Directions: Give only the number of lines in the records below that contain the word "screenshot".

──────── Supplied records ────────

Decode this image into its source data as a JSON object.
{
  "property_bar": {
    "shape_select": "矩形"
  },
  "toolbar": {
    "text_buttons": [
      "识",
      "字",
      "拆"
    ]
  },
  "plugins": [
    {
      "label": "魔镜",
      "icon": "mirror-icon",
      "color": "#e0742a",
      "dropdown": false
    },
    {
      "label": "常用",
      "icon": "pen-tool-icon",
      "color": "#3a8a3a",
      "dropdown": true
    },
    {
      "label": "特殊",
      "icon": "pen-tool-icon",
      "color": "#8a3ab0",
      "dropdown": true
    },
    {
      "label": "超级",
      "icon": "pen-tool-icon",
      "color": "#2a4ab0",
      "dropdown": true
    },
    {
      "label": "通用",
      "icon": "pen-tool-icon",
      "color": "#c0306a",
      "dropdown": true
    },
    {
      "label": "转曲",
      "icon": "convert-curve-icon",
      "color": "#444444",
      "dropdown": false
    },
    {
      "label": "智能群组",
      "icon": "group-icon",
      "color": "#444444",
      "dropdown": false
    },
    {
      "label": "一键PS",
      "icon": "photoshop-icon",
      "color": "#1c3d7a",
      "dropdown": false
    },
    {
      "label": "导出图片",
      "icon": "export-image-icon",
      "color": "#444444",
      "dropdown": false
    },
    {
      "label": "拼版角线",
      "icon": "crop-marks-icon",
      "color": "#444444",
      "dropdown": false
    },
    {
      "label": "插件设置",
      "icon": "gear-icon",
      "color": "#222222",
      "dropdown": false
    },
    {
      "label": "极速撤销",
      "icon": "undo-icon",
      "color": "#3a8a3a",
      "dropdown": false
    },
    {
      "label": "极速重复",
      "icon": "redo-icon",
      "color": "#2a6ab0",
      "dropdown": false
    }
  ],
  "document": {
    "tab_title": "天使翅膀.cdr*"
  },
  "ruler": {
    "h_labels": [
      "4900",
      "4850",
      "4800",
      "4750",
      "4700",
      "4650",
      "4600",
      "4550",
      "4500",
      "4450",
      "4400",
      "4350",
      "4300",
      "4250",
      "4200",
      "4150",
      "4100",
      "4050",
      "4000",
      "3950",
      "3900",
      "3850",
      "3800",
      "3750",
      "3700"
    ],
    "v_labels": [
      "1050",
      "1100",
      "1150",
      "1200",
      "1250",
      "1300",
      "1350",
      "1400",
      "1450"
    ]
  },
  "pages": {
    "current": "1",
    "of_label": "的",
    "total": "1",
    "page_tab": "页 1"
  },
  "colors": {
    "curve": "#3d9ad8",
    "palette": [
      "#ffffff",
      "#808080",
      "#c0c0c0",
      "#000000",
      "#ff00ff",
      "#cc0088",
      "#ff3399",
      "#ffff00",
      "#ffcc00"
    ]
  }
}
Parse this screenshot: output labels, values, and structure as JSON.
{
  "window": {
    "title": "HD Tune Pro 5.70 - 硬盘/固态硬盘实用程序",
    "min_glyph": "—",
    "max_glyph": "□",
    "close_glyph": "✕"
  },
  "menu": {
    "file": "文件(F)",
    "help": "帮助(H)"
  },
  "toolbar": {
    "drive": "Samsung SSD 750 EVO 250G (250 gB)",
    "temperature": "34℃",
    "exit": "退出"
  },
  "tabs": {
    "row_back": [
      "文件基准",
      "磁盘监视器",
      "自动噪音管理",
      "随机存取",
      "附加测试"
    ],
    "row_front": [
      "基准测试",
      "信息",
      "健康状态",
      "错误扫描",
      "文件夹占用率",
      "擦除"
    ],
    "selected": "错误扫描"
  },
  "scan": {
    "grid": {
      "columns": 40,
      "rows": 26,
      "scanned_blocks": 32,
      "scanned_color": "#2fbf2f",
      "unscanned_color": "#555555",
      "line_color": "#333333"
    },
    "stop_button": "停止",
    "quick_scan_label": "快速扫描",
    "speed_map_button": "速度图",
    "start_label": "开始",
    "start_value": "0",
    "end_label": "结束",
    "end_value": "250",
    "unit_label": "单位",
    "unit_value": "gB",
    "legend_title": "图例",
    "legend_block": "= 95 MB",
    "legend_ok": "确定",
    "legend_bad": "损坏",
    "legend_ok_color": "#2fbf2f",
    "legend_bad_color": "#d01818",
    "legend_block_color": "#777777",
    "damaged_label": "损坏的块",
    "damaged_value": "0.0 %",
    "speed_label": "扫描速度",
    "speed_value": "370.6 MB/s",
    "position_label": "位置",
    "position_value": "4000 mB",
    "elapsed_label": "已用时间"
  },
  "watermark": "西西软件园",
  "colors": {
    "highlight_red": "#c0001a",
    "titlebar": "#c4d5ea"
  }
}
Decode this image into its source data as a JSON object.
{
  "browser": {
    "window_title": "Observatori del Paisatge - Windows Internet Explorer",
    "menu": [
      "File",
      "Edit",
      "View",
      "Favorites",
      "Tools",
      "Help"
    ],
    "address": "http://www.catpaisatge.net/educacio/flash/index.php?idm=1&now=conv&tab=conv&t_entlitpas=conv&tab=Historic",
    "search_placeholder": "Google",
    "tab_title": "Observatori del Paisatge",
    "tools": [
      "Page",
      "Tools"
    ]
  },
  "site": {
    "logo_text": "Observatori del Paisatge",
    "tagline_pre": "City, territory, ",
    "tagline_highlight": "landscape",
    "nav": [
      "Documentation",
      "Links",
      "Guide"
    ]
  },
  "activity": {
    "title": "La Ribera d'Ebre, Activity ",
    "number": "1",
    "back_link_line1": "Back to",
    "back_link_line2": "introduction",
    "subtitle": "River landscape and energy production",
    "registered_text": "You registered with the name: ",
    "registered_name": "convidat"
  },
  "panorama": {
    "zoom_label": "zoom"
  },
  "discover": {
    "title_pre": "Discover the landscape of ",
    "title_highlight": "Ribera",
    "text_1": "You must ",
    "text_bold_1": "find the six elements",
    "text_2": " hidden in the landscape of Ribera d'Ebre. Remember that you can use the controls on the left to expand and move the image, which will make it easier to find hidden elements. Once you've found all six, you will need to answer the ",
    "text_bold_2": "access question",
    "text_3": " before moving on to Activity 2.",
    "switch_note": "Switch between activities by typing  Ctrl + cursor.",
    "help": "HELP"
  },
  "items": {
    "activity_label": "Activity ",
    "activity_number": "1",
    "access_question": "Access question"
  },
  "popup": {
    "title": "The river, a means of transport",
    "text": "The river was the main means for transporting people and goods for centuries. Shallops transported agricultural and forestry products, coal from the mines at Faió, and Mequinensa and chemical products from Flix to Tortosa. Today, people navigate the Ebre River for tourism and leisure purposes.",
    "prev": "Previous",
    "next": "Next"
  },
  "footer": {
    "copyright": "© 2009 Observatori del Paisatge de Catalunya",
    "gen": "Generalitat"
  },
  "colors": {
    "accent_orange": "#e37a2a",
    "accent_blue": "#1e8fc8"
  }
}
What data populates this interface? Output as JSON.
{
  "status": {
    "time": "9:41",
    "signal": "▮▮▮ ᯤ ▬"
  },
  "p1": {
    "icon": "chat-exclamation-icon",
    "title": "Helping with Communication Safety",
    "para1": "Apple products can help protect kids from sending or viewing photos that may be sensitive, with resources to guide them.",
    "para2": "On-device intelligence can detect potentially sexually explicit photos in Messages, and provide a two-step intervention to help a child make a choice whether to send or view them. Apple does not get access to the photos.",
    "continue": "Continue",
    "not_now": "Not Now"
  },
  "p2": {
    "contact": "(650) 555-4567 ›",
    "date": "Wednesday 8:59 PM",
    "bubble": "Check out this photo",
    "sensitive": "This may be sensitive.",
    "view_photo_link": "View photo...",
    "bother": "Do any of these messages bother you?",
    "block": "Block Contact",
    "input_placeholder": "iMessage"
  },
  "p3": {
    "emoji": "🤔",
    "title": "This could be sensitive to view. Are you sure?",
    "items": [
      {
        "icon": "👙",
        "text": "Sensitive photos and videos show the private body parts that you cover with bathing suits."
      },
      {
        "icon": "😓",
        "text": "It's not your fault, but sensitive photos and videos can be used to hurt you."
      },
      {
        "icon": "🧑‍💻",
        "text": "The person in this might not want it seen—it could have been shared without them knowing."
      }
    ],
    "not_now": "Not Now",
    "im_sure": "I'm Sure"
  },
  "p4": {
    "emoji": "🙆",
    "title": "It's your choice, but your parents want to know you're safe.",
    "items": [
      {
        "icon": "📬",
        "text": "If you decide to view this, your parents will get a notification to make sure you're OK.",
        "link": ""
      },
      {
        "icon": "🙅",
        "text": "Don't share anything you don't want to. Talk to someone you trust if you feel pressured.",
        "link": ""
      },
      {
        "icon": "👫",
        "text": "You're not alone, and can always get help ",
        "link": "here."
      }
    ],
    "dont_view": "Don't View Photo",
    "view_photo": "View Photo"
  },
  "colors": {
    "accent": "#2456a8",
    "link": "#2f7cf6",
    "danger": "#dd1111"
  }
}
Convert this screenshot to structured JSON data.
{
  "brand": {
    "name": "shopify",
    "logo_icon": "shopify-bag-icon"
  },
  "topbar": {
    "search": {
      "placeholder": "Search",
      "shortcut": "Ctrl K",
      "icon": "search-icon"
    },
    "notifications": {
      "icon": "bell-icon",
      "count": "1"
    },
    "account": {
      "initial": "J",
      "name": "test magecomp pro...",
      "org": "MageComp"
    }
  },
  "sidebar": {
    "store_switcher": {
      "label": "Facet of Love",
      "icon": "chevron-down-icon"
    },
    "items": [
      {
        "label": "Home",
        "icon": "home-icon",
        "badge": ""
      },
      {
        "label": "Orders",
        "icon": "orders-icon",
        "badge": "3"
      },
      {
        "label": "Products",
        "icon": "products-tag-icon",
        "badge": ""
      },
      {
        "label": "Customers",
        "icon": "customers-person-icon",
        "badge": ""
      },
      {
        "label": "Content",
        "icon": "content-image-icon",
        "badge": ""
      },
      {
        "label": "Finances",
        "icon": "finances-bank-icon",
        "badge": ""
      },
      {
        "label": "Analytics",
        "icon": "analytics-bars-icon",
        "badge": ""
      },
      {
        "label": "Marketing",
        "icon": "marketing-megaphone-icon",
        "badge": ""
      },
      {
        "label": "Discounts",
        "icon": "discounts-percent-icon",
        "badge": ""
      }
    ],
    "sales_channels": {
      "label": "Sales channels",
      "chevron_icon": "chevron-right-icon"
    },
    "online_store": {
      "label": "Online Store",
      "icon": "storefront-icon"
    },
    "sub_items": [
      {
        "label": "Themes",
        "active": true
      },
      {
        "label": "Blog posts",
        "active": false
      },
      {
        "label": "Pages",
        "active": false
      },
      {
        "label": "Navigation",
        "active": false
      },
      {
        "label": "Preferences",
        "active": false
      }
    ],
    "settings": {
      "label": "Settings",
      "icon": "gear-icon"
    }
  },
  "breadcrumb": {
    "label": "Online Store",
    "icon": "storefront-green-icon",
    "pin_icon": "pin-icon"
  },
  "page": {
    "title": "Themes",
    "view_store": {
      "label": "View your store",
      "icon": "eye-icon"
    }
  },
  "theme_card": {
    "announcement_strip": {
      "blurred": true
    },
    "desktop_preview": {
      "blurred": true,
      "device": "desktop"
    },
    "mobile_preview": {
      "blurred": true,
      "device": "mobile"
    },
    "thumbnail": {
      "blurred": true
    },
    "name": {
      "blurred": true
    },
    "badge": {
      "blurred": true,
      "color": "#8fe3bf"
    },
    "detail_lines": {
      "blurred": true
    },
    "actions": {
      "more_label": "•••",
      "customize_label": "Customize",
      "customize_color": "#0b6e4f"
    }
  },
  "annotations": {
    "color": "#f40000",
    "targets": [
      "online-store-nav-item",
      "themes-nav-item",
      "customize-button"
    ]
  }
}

────────

Solution to this task: 2